> **Task goal**: In the listing below, turn the part that opens with the line containing "sub-stat: 33 % дівчат [286,471,382,491]" and closes with the line containing "sub-percent: 24 % [452,470,496,491]" into a numbered list, leaving out any blank lines.

--- Data supplied ---

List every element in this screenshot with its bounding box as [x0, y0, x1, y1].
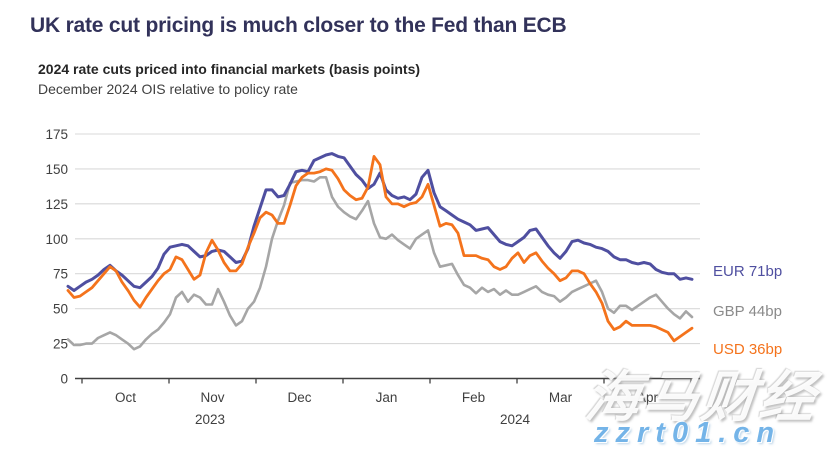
chart-title: 2024 rate cuts priced into financial mar…	[38, 61, 421, 77]
eur-end-label: EUR 71bp	[713, 263, 783, 280]
x-axis-year-label: 2023	[195, 412, 225, 427]
x-axis-year-label: 2024	[500, 412, 531, 427]
eur-line	[66, 152, 694, 292]
y-axis-tick-label: 150	[45, 162, 68, 177]
chart-subtitle: December 2024 OIS relative to policy rat…	[38, 81, 298, 97]
y-axis-tick-label: 0	[60, 372, 68, 387]
x-axis-month-label: Apr	[637, 390, 659, 405]
gbp-line	[66, 176, 694, 351]
gbp-end-label: GBP 44bp	[713, 303, 782, 320]
y-axis-tick-label: 50	[53, 302, 68, 317]
x-axis-month-label: Jan	[376, 390, 398, 405]
usd-line	[66, 154, 694, 343]
watermark-url-text: zzrt01.cn	[594, 417, 782, 449]
page-title: UK rate cut pricing is much closer to th…	[30, 14, 567, 37]
y-axis-tick-label: 25	[53, 337, 68, 352]
x-axis-month-label: Nov	[200, 390, 224, 405]
x-axis-month-label: Feb	[462, 390, 485, 405]
x-axis-month-label: Mar	[549, 390, 573, 405]
usd-end-label: USD 36bp	[713, 341, 783, 358]
x-axis-month-label: Dec	[287, 390, 311, 405]
x-axis-month-label: Oct	[115, 390, 136, 405]
y-axis-tick-label: 75	[53, 267, 68, 282]
y-axis-tick-label: 175	[45, 127, 68, 142]
y-axis-tick-label: 100	[45, 232, 68, 247]
y-axis-tick-label: 125	[45, 197, 68, 212]
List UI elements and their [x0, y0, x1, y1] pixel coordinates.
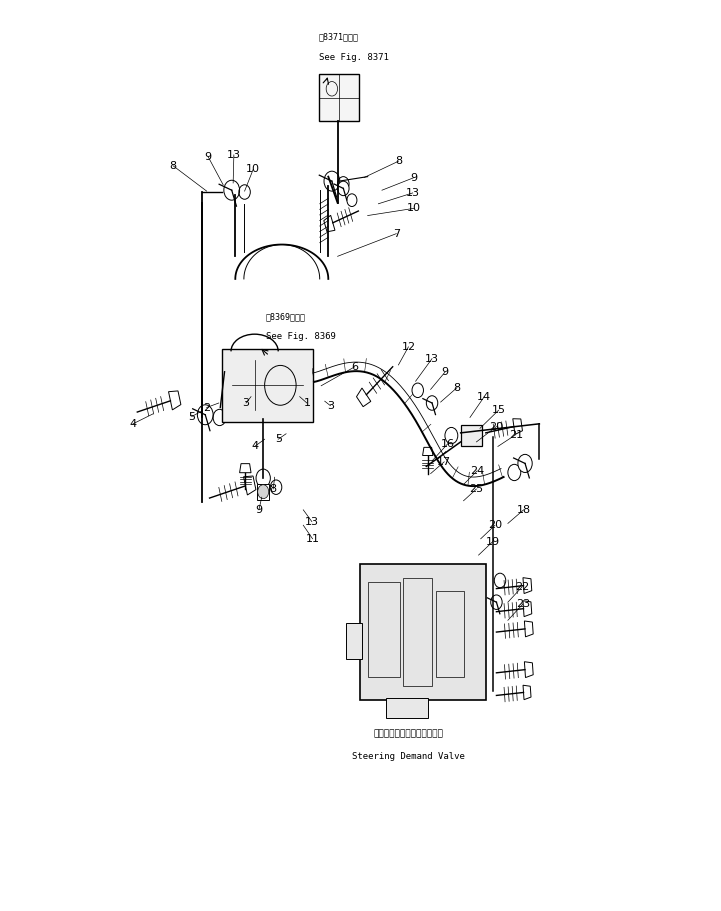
Text: 14: 14	[477, 392, 491, 402]
Polygon shape	[524, 661, 534, 678]
Bar	[346, 623, 362, 660]
Text: 9: 9	[410, 172, 417, 182]
Circle shape	[198, 404, 213, 425]
Text: 9: 9	[255, 505, 262, 515]
FancyBboxPatch shape	[319, 75, 359, 121]
Text: Steering Demand Valve: Steering Demand Valve	[352, 752, 464, 762]
Polygon shape	[169, 391, 181, 410]
Text: 21: 21	[509, 430, 523, 440]
Circle shape	[257, 485, 269, 498]
Polygon shape	[523, 600, 532, 617]
Text: 17: 17	[437, 456, 451, 466]
Text: 2: 2	[203, 403, 211, 413]
Circle shape	[337, 181, 349, 196]
Text: 23: 23	[516, 599, 530, 609]
Text: 20: 20	[488, 520, 502, 530]
Bar	[360, 564, 486, 700]
Text: 13: 13	[227, 150, 241, 160]
Text: 8: 8	[454, 383, 461, 393]
Text: 9: 9	[205, 152, 212, 162]
Polygon shape	[513, 419, 523, 435]
Text: 13: 13	[305, 517, 319, 527]
Circle shape	[426, 395, 438, 410]
Text: 10: 10	[407, 203, 421, 213]
Text: 3: 3	[327, 401, 334, 411]
Text: 3: 3	[242, 398, 249, 408]
Text: 10: 10	[246, 164, 260, 174]
Circle shape	[224, 180, 239, 200]
Bar	[368, 582, 400, 678]
Text: 8: 8	[270, 484, 277, 494]
Text: See Fig. 8371: See Fig. 8371	[319, 53, 389, 62]
Text: 15: 15	[492, 405, 505, 415]
Text: 24: 24	[470, 466, 485, 476]
Circle shape	[256, 469, 270, 487]
Text: 8: 8	[395, 156, 402, 166]
Text: 11: 11	[306, 534, 319, 544]
Text: 4: 4	[251, 442, 258, 452]
Polygon shape	[244, 476, 256, 495]
Text: 20: 20	[490, 422, 503, 432]
Bar	[404, 578, 432, 686]
Text: 5: 5	[188, 412, 195, 422]
Text: 5: 5	[275, 435, 282, 445]
Bar	[461, 425, 482, 446]
Polygon shape	[356, 388, 371, 406]
Text: 13: 13	[425, 353, 439, 363]
Polygon shape	[324, 215, 335, 231]
Circle shape	[518, 455, 532, 473]
Bar	[435, 591, 464, 678]
Text: 第8371図参照: 第8371図参照	[319, 33, 359, 42]
Text: 12: 12	[402, 342, 415, 352]
Text: 18: 18	[516, 505, 531, 515]
Text: 22: 22	[515, 582, 529, 592]
Polygon shape	[239, 464, 251, 473]
Polygon shape	[523, 578, 532, 594]
Text: 第8369図参照: 第8369図参照	[266, 312, 306, 322]
Text: 1: 1	[304, 398, 310, 408]
Bar	[257, 484, 270, 500]
Circle shape	[324, 171, 340, 191]
Text: 8: 8	[169, 160, 177, 170]
Polygon shape	[423, 447, 433, 456]
Text: 7: 7	[393, 229, 400, 239]
Text: 16: 16	[441, 439, 455, 449]
Text: 13: 13	[406, 188, 420, 198]
Text: 6: 6	[351, 362, 358, 372]
Text: 19: 19	[486, 537, 500, 547]
Text: See Fig. 8369: See Fig. 8369	[266, 333, 336, 342]
Text: 9: 9	[441, 367, 448, 377]
Text: ステアリングデマンドバルブ: ステアリングデマンドバルブ	[373, 729, 443, 738]
Circle shape	[491, 595, 502, 609]
Polygon shape	[524, 621, 534, 637]
Polygon shape	[523, 685, 531, 700]
FancyBboxPatch shape	[222, 349, 313, 422]
Text: 25: 25	[469, 484, 484, 494]
Text: 4: 4	[130, 419, 136, 429]
Bar	[386, 698, 428, 718]
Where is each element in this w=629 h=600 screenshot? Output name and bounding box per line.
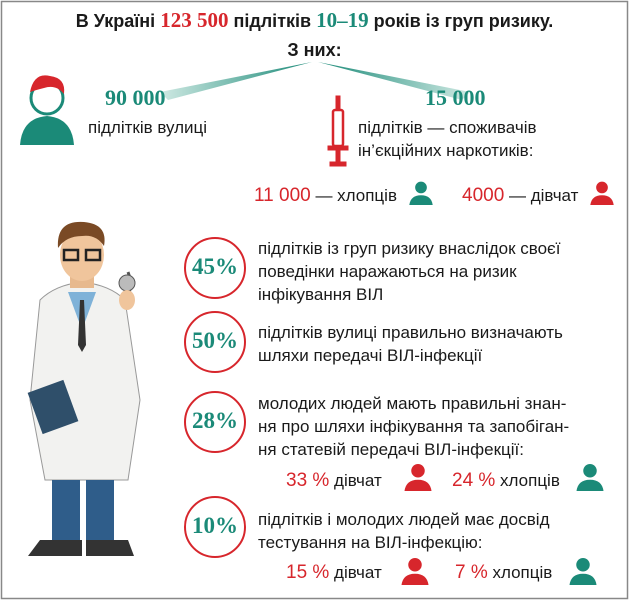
sub-stat: 33 % дівчат [286,471,382,491]
sub-label: дівчат [334,471,382,490]
fact-line: молодих людей мають правильні знан- [258,394,567,413]
pointer-right [318,62,470,100]
ages: 10–19 [316,8,369,32]
sub-label: дівчат [334,563,382,582]
header-text: років із груп ризику. [373,11,554,31]
percent: 10% [192,513,238,538]
total: 123 500 [160,8,229,32]
group-number: 15 000 [425,85,486,110]
fact-line: шляхи передачі ВІЛ-інфекції [258,346,483,365]
fact-line: поведінки наражаються на ризик [258,262,517,281]
fact-line: підлітків і молодих людей має досвід [258,510,550,529]
group-label: підлітків — споживачів [358,118,537,137]
header: В Україні 123 500 підлітків 10–19 років … [0,8,629,32]
group-label: підлітків вулиці [88,118,208,137]
sub-percent: 15 % [286,562,330,583]
sub-stat: 7 % хлопців [455,563,552,583]
split: 11 000 — хлопців [254,186,397,206]
sub-percent: 24 % [452,470,496,491]
female-icon [401,558,429,585]
percent: 28% [192,408,238,433]
fact-line: ня про шляхи інфікування та запобіган- [258,417,570,436]
female-icon [404,464,432,491]
fact-line: підлітків вулиці правильно визначають [258,323,563,342]
split-text: — хлопців [315,186,397,205]
teen-icon [20,75,74,145]
doctor [27,221,141,556]
male-icon [576,464,604,491]
group-number: 90 000 [105,85,166,110]
fact-line: інфікування ВІЛ [258,285,384,304]
sub-percent: 7 % [455,562,488,583]
split-number: 11 000 [254,185,311,206]
header-text: В Україні [75,11,156,31]
male-icon [569,558,597,585]
fact-line: ня статевій передачі ВІЛ-інфекції: [258,440,525,459]
percent: 50% [192,328,238,353]
sub-stat: 15 % дівчат [286,563,382,583]
split: 4000 — дівчат [462,186,578,206]
percent-circles [184,237,246,558]
subheader: З них: [287,40,342,60]
header-text: підлітків [233,11,312,31]
male-icon [409,181,433,205]
fact-line: підлітків із груп ризику внаслідок своєї [258,239,561,258]
pointer-left [160,62,312,100]
fact-line: тестування на ВІЛ-інфекцію: [258,533,483,552]
split-number: 4000 [462,185,505,206]
sub-stat: 24 % хлопців [452,471,560,491]
split-text: — дівчат [509,186,579,205]
syringe-icon [327,95,349,167]
percent: 45% [192,254,238,279]
sub-label: хлопців [492,563,553,582]
group-label: ін’єкційних наркотиків: [358,141,534,160]
sub-label: хлопців [500,471,560,490]
female-icon [590,181,614,205]
sub-percent: 33 % [286,470,330,491]
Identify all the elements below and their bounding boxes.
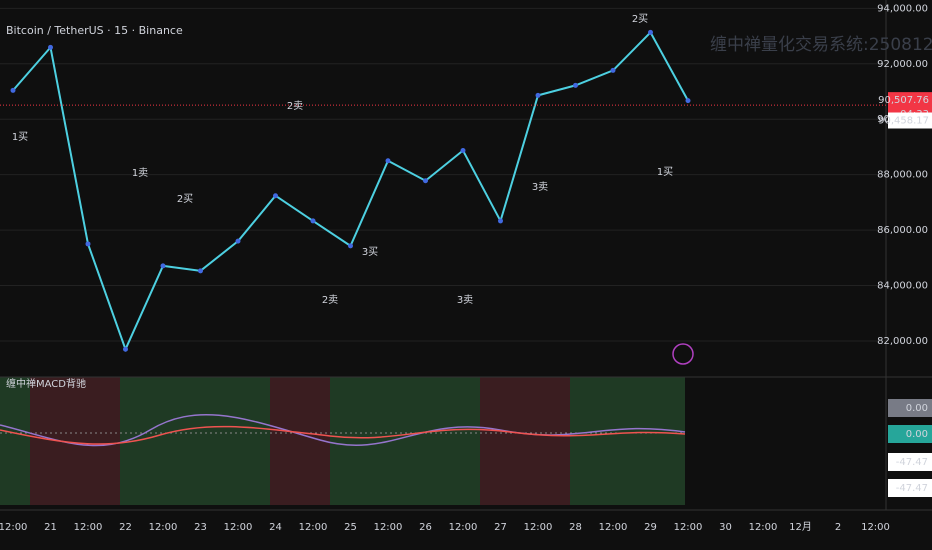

---

> **Result of the task**:
1. sub-stat: 33 % дівчат [286,471,382,491]
2. sub-label: дівчат [334,471,382,490]
3. fact-line: молодих людей мають правильні знан- [258,394,567,413]
4. pointer-right [318,62,470,100]
5. ages: 10–19 [316,8,369,32]
6. sub-label: дівчат [334,563,382,582]
7. header-text: років із груп ризику. [373,11,554,31]
8. percent: 10% [192,513,238,538]
9. total: 123 500 [160,8,229,32]
10. group-number: 15 000 [425,85,486,110]
11. fact-line: шляхи передачі ВІЛ-інфекції [258,346,483,365]
12. fact-line: поведінки наражаються на ризик [258,262,517,281]
13. fact-line: підлітків і молодих людей має досвід [258,510,550,529]
14. group-label: підлітків — споживачів [358,118,537,137]
15. header: В Україні 123 500 підлітків 10–19 років … [0,8,629,32]
16. group-label: підлітків вулиці [88,118,208,137]
17. sub-percent: 15 % [286,562,330,583]
18. sub-stat: 7 % хлопців [455,563,552,583]
19. split: 11 000 — хлопців [254,186,397,206]
20. sub-percent: 24 % [452,470,496,491]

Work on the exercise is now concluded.